Data records:
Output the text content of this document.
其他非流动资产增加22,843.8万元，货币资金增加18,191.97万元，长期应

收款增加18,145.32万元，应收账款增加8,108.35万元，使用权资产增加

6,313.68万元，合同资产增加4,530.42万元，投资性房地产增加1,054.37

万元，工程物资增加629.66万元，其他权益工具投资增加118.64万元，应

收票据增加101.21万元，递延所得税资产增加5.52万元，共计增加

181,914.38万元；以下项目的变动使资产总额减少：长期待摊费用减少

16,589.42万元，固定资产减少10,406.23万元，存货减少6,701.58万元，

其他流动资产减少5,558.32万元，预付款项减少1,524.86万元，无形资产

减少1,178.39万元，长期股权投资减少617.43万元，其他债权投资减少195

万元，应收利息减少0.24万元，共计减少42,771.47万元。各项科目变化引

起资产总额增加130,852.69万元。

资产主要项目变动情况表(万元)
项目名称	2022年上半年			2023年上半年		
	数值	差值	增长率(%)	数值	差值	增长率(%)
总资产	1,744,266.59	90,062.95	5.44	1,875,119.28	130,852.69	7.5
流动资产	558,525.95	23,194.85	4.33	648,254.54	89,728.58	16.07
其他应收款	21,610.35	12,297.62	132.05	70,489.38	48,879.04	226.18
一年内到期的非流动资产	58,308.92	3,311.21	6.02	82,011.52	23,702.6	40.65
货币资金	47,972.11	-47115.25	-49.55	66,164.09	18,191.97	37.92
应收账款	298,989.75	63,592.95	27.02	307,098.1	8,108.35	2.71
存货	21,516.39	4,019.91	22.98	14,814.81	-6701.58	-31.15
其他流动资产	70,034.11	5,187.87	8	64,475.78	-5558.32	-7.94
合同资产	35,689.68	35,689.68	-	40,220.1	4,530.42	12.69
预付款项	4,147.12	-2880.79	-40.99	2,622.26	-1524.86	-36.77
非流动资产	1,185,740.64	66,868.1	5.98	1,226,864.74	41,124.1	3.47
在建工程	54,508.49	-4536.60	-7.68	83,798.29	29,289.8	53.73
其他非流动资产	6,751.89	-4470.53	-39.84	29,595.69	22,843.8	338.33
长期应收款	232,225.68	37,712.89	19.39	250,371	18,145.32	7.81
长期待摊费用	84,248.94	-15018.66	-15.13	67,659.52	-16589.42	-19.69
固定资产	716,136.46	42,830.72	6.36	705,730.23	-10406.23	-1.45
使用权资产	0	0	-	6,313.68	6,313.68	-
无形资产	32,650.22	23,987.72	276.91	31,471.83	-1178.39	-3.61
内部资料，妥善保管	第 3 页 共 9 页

(What you have to do) Repeat the whole listing exactly, keeping every line intact.

(Task response)
Output the text content of this document.
其他非流动资产增加22,843.8万元，货币资金增加18,191.97万元，长期应

收款增加18,145.32万元，应收账款增加8,108.35万元，使用权资产增加

6,313.68万元，合同资产增加4,530.42万元，投资性房地产增加1,054.37

万元，工程物资增加629.66万元，其他权益工具投资增加118.64万元，应

收票据增加101.21万元，递延所得税资产增加5.52万元，共计增加

181,914.38万元；以下项目的变动使资产总额减少：长期待摊费用减少

16,589.42万元，固定资产减少10,406.23万元，存货减少6,701.58万元，

其他流动资产减少5,558.32万元，预付款项减少1,524.86万元，无形资产

减少1,178.39万元，长期股权投资减少617.43万元，其他债权投资减少195

万元，应收利息减少0.24万元，共计减少42,771.47万元。各项科目变化引

起资产总额增加130,852.69万元。

资产主要项目变动情况表(万元)
项目名称	2022年上半年			2023年上半年		
	数值	差值	增长率(%)	数值	差值	增长率(%)
总资产	1,744,266.59	90,062.95	5.44	1,875,119.28	130,852.69	7.5
流动资产	558,525.95	23,194.85	4.33	648,254.54	89,728.58	16.07
其他应收款	21,610.35	12,297.62	132.05	70,489.38	48,879.04	226.18
一年内到期的非流动资产	58,308.92	3,311.21	6.02	82,011.52	23,702.6	40.65
货币资金	47,972.11	-47115.25	-49.55	66,164.09	18,191.97	37.92
应收账款	298,989.75	63,592.95	27.02	307,098.1	8,108.35	2.71
存货	21,516.39	4,019.91	22.98	14,814.81	-6701.58	-31.15
其他流动资产	70,034.11	5,187.87	8	64,475.78	-5558.32	-7.94
合同资产	35,689.68	35,689.68	-	40,220.1	4,530.42	12.69
预付款项	4,147.12	-2880.79	-40.99	2,622.26	-1524.86	-36.77
非流动资产	1,185,740.64	66,868.1	5.98	1,226,864.74	41,124.1	3.47
在建工程	54,508.49	-4536.60	-7.68	83,798.29	29,289.8	53.73
其他非流动资产	6,751.89	-4470.53	-39.84	29,595.69	22,843.8	338.33
长期应收款	232,225.68	37,712.89	19.39	250,371	18,145.32	7.81
长期待摊费用	84,248.94	-15018.66	-15.13	67,659.52	-16589.42	-19.69
固定资产	716,136.46	42,830.72	6.36	705,730.23	-10406.23	-1.45
使用权资产	0	0	-	6,313.68	6,313.68	-
无形资产	32,650.22	23,987.72	276.91	31,471.83	-1178.39	-3.61
内部资料，妥善保管	第 3 页 共 9 页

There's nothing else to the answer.